**What to do**
Count the lines in the material below that contain the string "reported", treating uppercase and lowercase as different. Reply with the number alone.

**Supplied entries**

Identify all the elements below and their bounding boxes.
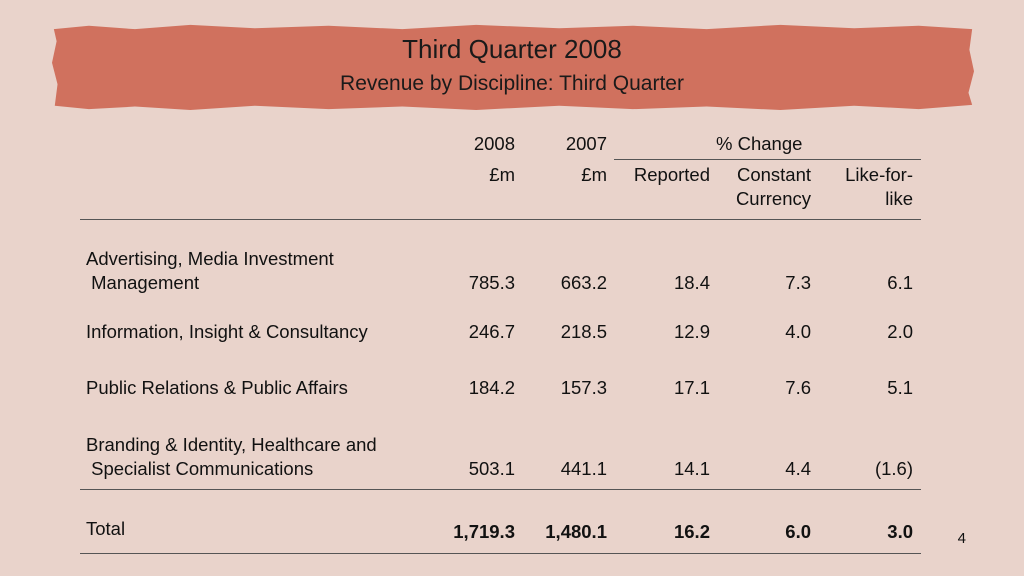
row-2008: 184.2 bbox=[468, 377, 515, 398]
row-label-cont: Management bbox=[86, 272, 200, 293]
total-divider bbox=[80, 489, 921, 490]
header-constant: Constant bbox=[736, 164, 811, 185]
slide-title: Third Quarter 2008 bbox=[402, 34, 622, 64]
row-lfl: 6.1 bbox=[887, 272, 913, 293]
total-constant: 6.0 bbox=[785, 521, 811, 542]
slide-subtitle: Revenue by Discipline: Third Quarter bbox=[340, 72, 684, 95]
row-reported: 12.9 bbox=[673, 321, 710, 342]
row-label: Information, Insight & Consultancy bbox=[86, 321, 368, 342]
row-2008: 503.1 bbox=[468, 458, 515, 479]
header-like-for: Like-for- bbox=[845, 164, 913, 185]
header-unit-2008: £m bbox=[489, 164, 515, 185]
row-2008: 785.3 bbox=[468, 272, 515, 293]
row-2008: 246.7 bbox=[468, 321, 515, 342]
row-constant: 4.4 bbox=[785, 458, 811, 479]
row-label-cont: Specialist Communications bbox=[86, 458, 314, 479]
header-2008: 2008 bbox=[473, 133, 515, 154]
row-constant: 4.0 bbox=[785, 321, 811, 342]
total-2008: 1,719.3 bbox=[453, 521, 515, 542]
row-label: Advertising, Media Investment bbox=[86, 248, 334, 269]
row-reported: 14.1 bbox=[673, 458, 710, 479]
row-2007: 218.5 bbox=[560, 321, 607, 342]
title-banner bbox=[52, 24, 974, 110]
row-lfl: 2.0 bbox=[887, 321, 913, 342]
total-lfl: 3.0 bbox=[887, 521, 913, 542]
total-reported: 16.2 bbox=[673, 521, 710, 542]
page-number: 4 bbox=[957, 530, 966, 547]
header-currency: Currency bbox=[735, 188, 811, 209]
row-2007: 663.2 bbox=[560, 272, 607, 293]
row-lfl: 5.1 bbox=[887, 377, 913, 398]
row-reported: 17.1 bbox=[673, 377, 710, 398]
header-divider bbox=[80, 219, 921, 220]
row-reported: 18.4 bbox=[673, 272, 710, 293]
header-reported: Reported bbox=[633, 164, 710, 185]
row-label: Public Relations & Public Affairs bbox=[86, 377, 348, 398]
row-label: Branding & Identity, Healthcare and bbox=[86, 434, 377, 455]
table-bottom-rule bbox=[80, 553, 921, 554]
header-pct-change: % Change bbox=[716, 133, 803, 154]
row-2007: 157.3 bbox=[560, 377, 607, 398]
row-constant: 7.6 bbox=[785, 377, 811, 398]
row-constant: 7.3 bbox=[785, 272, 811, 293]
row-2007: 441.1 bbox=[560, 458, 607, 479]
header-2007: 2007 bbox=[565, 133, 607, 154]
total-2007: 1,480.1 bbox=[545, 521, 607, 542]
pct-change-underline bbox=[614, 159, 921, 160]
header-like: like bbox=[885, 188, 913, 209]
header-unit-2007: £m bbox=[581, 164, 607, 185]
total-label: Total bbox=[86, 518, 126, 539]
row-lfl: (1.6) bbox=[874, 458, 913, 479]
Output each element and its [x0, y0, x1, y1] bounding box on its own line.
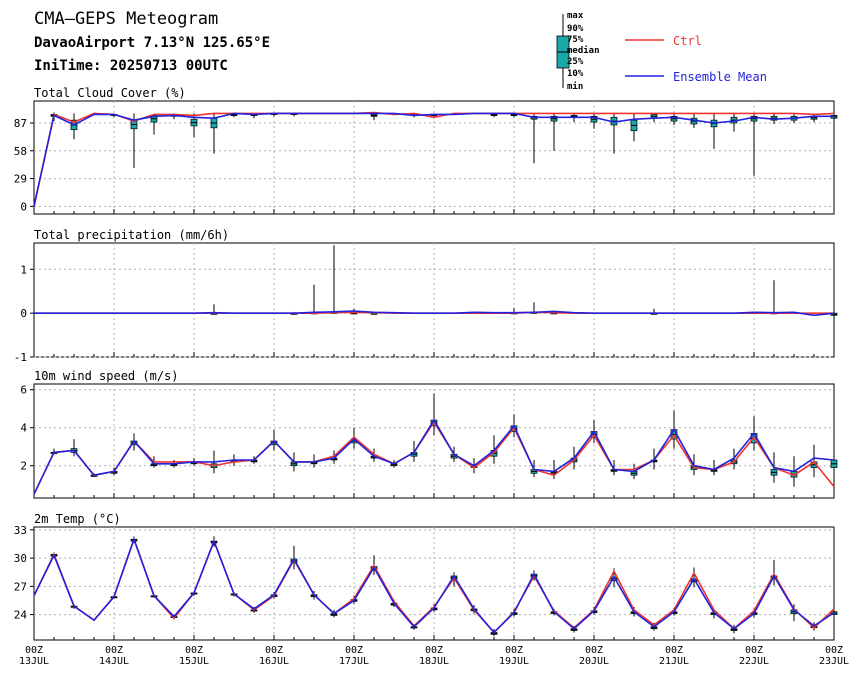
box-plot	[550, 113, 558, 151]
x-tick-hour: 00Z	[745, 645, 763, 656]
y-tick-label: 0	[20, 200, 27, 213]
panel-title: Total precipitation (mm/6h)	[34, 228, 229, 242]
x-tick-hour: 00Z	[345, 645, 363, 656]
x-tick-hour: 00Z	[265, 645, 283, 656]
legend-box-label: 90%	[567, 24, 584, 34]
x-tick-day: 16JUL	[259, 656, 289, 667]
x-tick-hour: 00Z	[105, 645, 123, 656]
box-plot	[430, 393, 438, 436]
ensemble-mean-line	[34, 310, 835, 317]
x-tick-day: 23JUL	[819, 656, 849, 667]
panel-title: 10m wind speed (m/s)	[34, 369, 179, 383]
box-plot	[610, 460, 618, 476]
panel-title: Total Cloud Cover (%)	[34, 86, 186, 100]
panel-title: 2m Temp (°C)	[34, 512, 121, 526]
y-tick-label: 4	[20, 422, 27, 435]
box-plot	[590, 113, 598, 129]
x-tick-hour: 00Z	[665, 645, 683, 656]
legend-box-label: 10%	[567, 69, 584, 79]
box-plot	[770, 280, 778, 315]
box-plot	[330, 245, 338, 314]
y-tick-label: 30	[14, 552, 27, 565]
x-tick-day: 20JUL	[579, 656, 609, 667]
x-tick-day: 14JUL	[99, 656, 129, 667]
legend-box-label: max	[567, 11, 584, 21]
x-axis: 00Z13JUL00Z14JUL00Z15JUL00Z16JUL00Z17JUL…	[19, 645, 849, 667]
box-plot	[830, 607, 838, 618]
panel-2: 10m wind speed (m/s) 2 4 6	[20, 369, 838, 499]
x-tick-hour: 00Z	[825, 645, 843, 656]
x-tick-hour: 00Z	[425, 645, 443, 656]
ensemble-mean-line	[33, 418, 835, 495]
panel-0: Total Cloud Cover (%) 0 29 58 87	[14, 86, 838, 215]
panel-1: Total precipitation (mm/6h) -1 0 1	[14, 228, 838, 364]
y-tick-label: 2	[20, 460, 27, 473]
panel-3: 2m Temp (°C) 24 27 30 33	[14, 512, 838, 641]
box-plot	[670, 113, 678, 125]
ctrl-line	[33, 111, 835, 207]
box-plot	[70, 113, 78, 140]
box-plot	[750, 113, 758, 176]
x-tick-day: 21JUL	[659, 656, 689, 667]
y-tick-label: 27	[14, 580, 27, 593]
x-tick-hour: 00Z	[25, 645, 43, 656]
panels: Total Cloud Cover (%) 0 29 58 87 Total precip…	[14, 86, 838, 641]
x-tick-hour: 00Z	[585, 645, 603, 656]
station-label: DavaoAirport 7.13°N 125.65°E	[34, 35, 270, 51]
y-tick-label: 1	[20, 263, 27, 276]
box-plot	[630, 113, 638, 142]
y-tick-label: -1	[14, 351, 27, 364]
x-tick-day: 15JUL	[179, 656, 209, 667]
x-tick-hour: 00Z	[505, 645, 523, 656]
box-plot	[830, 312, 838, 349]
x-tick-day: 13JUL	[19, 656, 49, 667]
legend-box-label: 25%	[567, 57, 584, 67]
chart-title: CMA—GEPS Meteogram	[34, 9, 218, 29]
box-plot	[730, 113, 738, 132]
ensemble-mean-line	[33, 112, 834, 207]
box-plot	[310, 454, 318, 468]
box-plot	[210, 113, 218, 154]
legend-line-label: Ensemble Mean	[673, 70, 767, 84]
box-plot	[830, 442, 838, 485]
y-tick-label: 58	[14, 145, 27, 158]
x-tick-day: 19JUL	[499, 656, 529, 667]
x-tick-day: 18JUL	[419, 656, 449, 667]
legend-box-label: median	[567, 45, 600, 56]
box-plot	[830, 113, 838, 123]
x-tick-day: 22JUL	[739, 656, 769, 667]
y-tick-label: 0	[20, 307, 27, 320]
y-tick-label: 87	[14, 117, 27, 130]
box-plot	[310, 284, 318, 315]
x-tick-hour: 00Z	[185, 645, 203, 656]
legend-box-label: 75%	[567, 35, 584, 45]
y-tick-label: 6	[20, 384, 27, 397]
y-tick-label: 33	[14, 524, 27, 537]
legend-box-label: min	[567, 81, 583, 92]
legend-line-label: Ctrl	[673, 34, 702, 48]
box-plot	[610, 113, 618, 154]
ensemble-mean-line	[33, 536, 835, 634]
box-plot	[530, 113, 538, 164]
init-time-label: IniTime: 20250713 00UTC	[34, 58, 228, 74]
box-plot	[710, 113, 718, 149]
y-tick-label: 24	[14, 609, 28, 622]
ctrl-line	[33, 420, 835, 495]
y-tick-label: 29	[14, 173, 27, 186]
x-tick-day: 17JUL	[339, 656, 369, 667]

**Written solution**
6